▸ STATED GOAL
Your task is to repeat the entries word for word while leaving out the pictures.

▸ TASK MATERIAL
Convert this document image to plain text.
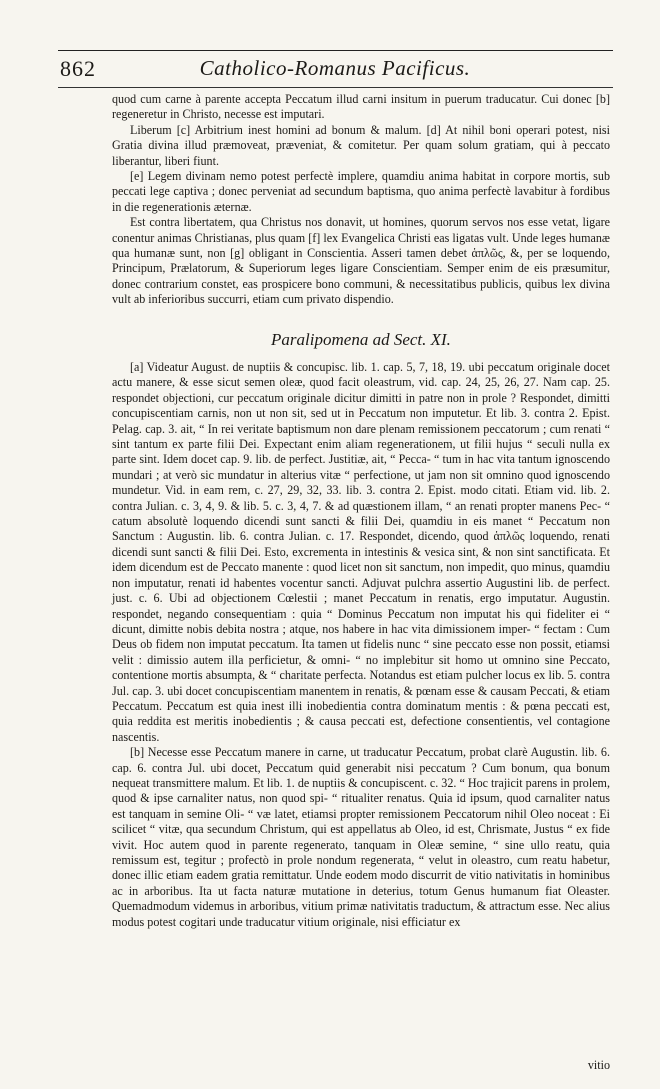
862	Catholico-Romanus Pacificus.

quod cum carne à parente accepta Peccatum illud carni insitum in puerum traducatur. Cui donec [b] regeneretur in Christo, necesse est imputari.

Liberum [c] Arbitrium inest homini ad bonum & malum. [d] At nihil boni operari potest, nisi Gratia divina illud præmoveat, præveniat, & comitetur. Per quam solum gratiam, qui à peccato liberantur, liberi fiunt.

[e] Legem divinam nemo potest perfectè implere, quamdiu anima habitat in corpore mortis, sub peccati lege captiva ; donec perveniat ad secundum baptisma, quo anima perfectè lavabitur à fordibus in die regenerationis æternæ.

Est contra libertatem, qua Christus nos donavit, ut homines, quorum servos nos esse vetat, ligare conentur animas Christianas, plus quam [f] lex Evangelica Christi eas ligatas vult. Unde leges humanæ qua humanæ sunt, non [g] obligant in Conscientia. Asseri tamen debet ἁπλῶς, &, per se loquendo, Principum, Prælatorum, & Superiorum leges ligare Conscientiam. Semper enim de eis præsumitur, donec contrarium constet, eas prospicere bono communi, & necessitatibus publicis, quibus lex divina vult ab inferioribus succurri, etiam cum privato dispendio.

Paralipomena ad Sect. XI.

[a] Videatur August. de nuptiis & concupisc. lib. 1. cap. 5, 7, 18, 19. ubi peccatum originale docet actu manere, & esse sicut semen oleæ, quod facit oleastrum, vid. cap. 24, 25, 26, 27. Nam cap. 25. respondet objectioni, cur peccatum originale dicitur dimitti in patre non in prole ? Respondet, dimitti concupiscentiam carnis, non ut non sit, sed ut in Peccatum non imputetur. Et lib. 3. contra 2. Epist. Pelag. cap. 3. ait, “ In rei veritate baptismum non dare plenam remissionem peccatorum ; cum renati “ sint tantum ex parte filii Dei. Expectant enim aliam regenerationem, ut filii hujus “ seculi nulla ex parte sint. Idem docet cap. 9. lib. de perfect. Justitiæ, ait, “ Pecca- “ tum in hac vita tantum ignoscendo mundari ; at verò sic mundatur in alterius vitæ “ perfectione, ut jam non sit omnino quod ignoscendo mundetur. Vid. in eam rem, c. 27, 29, 32, 33. lib. 3. contra 2. Epist. modo citati. Etiam vid. lib. 2. contra Julian. c. 3, 4, 9. & lib. 5. c. 3, 4, 7. & ad quæstionem illam, “ an renati propter manens Pec- “ catum absolutè loquendo dicendi sunt sancti & filii Dei, quamdiu in eis manet “ Peccatum non Sanctum : Augustin. lib. 6. contra Julian. c. 17. Respondet, dicendo, quod ἁπλῶς loquendo, renati dicendi sunt sancti & filii Dei. Esto, excrementa in intestinis & vesica sint, & non sint sanctificata. Et idem dicendum est de Peccato manente : quod licet non sit sanctum, non impedit, quo minus, quamdiu non imputatur, renati id habentes vocentur sancti. Adjuvat pulchra assertio Augustini lib. de perfect. just. c. 6. Ubi ad objectionem Cœlestii ; manet Peccatum in renatis, ergo imputatur. Augustin. respondet, negando consequentiam : quia “ Dominus Peccatum non imputat his qui fideliter ei “ dicunt, dimitte nobis debita nostra ; atque, nos habere in hac vita dimissionem imper- “ fectam : Cum Deus ob fidem non imputat peccatum. Ita tamen ut fidelis nunc “ sine peccato esse non possit, etiamsi velit : dimissio autem illa perficietur, & omni- “ no implebitur sit homo ut omnino sine Peccato, contentione mortis absumpta, & “ charitate perfecta. Notandus est etiam pulcher locus ex lib. 5. contra Jul. cap. 3. ubi docet concupiscentiam manentem in renatis, & pœnam esse & causam Peccati, & etiam Peccatum. Peccatum est quia inest illi inobedientia contra dominatum mentis : & pœna peccati est, quia reddita est meritis inobedientis ; & causa peccati est, defectione consentientis, vel contagione nascentis.

[b] Necesse esse Peccatum manere in carne, ut traducatur Peccatum, probat clarè Augustin. lib. 6. cap. 6. contra Jul. ubi docet, Peccatum quid generabit nisi peccatum ? Cum bonum, qua bonum nequeat transmittere malum. Et lib. 1. de nuptiis & concupiscent. c. 32. “ Hoc trajicit parens in prolem, quod & ipse carnaliter natus, non quod spi- “ ritualiter renatus. Quia id ipsum, quod carnaliter natus est tanquam in semine Oli- “ væ latet, etiamsi propter remissionem Peccatorum nihil Oleo noceat : Ei scilicet “ vitæ, qua secundum Christum, qui est appellatus ab Oleo, id est, Chrismate, Justus “ ex fide vivit. Hoc autem quod in parente regenerato, tanquam in Oleæ semine, “ sine ullo reatu, quia remissum est, tegitur ; profectò in prole nondum regenerata, “ velut in oleastro, cum reatu habetur, donec illic etiam eadem gratia remittatur. Unde eodem modo discurrit de vitio nativitatis in hominibus ac in arboribus. Ita ut facta naturæ mutatione in deterius, totum Genus humanum fiat Oleaster. Quemadmodum videmus in arboribus, vitium primæ nativitatis traductum, & attractum esse. Nec alius modus potest cogitari unde traducatur vitium originale, nisi efficiatur ex

vitio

▸ IN RESPONSE
Convert this document image to plain text.
862	Catholico-Romanus Pacificus.

quod cum carne à parente accepta Peccatum illud carni insitum in puerum traducatur. Cui donec [b] regeneretur in Christo, necesse est imputari.

Liberum [c] Arbitrium inest homini ad bonum & malum. [d] At nihil boni operari potest, nisi Gratia divina illud præmoveat, præveniat, & comitetur. Per quam solum gratiam, qui à peccato liberantur, liberi fiunt.

[e] Legem divinam nemo potest perfectè implere, quamdiu anima habitat in corpore mortis, sub peccati lege captiva ; donec perveniat ad secundum baptisma, quo anima perfectè lavabitur à fordibus in die regenerationis æternæ.

Est contra libertatem, qua Christus nos donavit, ut homines, quorum servos nos esse vetat, ligare conentur animas Christianas, plus quam [f] lex Evangelica Christi eas ligatas vult. Unde leges humanæ qua humanæ sunt, non [g] obligant in Conscientia. Asseri tamen debet ἁπλῶς, &, per se loquendo, Principum, Prælatorum, & Superiorum leges ligare Conscientiam. Semper enim de eis præsumitur, donec contrarium constet, eas prospicere bono communi, & necessitatibus publicis, quibus lex divina vult ab inferioribus succurri, etiam cum privato dispendio.

Paralipomena ad Sect. XI.

[a] Videatur August. de nuptiis & concupisc. lib. 1. cap. 5, 7, 18, 19. ubi peccatum originale docet actu manere, & esse sicut semen oleæ, quod facit oleastrum, vid. cap. 24, 25, 26, 27. Nam cap. 25. respondet objectioni, cur peccatum originale dicitur dimitti in patre non in prole ? Respondet, dimitti concupiscentiam carnis, non ut non sit, sed ut in Peccatum non imputetur. Et lib. 3. contra 2. Epist. Pelag. cap. 3. ait, “ In rei veritate baptismum non dare plenam remissionem peccatorum ; cum renati “ sint tantum ex parte filii Dei. Expectant enim aliam regenerationem, ut filii hujus “ seculi nulla ex parte sint. Idem docet cap. 9. lib. de perfect. Justitiæ, ait, “ Pecca- “ tum in hac vita tantum ignoscendo mundari ; at verò sic mundatur in alterius vitæ “ perfectione, ut jam non sit omnino quod ignoscendo mundetur. Vid. in eam rem, c. 27, 29, 32, 33. lib. 3. contra 2. Epist. modo citati. Etiam vid. lib. 2. contra Julian. c. 3, 4, 9. & lib. 5. c. 3, 4, 7. & ad quæstionem illam, “ an renati propter manens Pec- “ catum absolutè loquendo dicendi sunt sancti & filii Dei, quamdiu in eis manet “ Peccatum non Sanctum : Augustin. lib. 6. contra Julian. c. 17. Respondet, dicendo, quod ἁπλῶς loquendo, renati dicendi sunt sancti & filii Dei. Esto, excrementa in intestinis & vesica sint, & non sint sanctificata. Et idem dicendum est de Peccato manente : quod licet non sit sanctum, non impedit, quo minus, quamdiu non imputatur, renati id habentes vocentur sancti. Adjuvat pulchra assertio Augustini lib. de perfect. just. c. 6. Ubi ad objectionem Cœlestii ; manet Peccatum in renatis, ergo imputatur. Augustin. respondet, negando consequentiam : quia “ Dominus Peccatum non imputat his qui fideliter ei “ dicunt, dimitte nobis debita nostra ; atque, nos habere in hac vita dimissionem imper- “ fectam : Cum Deus ob fidem non imputat peccatum. Ita tamen ut fidelis nunc “ sine peccato esse non possit, etiamsi velit : dimissio autem illa perficietur, & omni- “ no implebitur sit homo ut omnino sine Peccato, contentione mortis absumpta, & “ charitate perfecta. Notandus est etiam pulcher locus ex lib. 5. contra Jul. cap. 3. ubi docet concupiscentiam manentem in renatis, & pœnam esse & causam Peccati, & etiam Peccatum. Peccatum est quia inest illi inobedientia contra dominatum mentis : & pœna peccati est, quia reddita est meritis inobedientis ; & causa peccati est, defectione consentientis, vel contagione nascentis.

[b] Necesse esse Peccatum manere in carne, ut traducatur Peccatum, probat clarè Augustin. lib. 6. cap. 6. contra Jul. ubi docet, Peccatum quid generabit nisi peccatum ? Cum bonum, qua bonum nequeat transmittere malum. Et lib. 1. de nuptiis & concupiscent. c. 32. “ Hoc trajicit parens in prolem, quod & ipse carnaliter natus, non quod spi- “ ritualiter renatus. Quia id ipsum, quod carnaliter natus est tanquam in semine Oli- “ væ latet, etiamsi propter remissionem Peccatorum nihil Oleo noceat : Ei scilicet “ vitæ, qua secundum Christum, qui est appellatus ab Oleo, id est, Chrismate, Justus “ ex fide vivit. Hoc autem quod in parente regenerato, tanquam in Oleæ semine, “ sine ullo reatu, quia remissum est, tegitur ; profectò in prole nondum regenerata, “ velut in oleastro, cum reatu habetur, donec illic etiam eadem gratia remittatur. Unde eodem modo discurrit de vitio nativitatis in hominibus ac in arboribus. Ita ut facta naturæ mutatione in deterius, totum Genus humanum fiat Oleaster. Quemadmodum videmus in arboribus, vitium primæ nativitatis traductum, & attractum esse. Nec alius modus potest cogitari unde traducatur vitium originale, nisi efficiatur ex

vitio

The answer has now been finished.